INSTRUCTIONS FOR THE TASK: Check each line of the material below for "this", then copy the ones that contain it.

Raw records
-- -- --

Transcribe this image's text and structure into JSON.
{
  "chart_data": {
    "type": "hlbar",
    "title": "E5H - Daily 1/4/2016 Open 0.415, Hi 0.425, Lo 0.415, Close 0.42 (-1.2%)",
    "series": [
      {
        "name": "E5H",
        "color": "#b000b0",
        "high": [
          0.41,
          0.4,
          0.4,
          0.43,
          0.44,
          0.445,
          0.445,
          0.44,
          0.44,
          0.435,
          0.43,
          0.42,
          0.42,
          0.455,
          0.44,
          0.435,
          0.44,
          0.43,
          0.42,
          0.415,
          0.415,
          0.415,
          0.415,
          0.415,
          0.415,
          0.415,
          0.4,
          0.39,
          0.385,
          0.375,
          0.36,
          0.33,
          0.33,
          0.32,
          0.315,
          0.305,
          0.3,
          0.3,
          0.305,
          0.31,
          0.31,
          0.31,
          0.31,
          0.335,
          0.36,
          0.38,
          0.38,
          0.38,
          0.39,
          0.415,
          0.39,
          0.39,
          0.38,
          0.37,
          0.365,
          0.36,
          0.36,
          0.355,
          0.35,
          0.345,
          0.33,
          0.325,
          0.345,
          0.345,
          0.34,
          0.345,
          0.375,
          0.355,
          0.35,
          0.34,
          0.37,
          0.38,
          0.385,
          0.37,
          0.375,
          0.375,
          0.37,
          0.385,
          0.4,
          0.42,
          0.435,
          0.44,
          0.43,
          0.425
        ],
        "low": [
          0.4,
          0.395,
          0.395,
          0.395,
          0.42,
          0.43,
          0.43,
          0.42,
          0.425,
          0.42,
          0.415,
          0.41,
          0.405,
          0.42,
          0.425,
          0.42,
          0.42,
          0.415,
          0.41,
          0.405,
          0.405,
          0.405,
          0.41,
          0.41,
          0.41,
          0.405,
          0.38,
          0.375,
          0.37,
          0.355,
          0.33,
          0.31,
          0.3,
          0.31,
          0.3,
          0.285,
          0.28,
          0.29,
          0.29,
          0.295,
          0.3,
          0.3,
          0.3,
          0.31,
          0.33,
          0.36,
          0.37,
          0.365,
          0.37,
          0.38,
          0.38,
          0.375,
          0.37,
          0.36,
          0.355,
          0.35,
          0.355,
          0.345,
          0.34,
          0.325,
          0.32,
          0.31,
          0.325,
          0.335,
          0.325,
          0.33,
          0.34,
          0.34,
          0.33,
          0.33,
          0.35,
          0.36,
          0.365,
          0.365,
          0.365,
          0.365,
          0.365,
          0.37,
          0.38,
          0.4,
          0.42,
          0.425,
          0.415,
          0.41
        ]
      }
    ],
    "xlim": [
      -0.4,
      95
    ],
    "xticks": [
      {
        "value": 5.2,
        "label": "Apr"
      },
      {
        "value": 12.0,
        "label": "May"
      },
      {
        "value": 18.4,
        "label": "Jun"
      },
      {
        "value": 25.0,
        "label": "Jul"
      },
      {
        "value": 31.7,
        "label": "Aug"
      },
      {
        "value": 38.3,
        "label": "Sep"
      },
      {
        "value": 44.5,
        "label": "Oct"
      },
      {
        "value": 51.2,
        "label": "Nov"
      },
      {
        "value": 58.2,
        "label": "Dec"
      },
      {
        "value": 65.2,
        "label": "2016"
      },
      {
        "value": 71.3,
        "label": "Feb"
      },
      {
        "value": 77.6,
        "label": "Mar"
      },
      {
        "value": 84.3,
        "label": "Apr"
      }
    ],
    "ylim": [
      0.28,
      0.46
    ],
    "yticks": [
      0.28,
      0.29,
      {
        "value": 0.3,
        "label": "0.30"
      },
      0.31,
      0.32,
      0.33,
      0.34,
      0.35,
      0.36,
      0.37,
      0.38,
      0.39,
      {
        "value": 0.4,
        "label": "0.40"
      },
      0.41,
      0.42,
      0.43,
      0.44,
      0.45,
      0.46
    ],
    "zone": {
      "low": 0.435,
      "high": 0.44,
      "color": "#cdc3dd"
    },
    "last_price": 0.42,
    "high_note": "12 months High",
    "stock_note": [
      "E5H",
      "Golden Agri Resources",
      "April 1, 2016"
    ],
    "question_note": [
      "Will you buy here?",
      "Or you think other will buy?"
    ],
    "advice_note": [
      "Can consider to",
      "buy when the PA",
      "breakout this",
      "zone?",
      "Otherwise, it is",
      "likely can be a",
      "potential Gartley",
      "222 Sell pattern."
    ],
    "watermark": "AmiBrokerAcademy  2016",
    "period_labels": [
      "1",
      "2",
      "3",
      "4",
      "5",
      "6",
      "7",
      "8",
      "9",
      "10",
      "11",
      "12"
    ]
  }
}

-- -- --

TASK ANSWER:
Transcribe this image's text and structure into JSON.
      "breakout this",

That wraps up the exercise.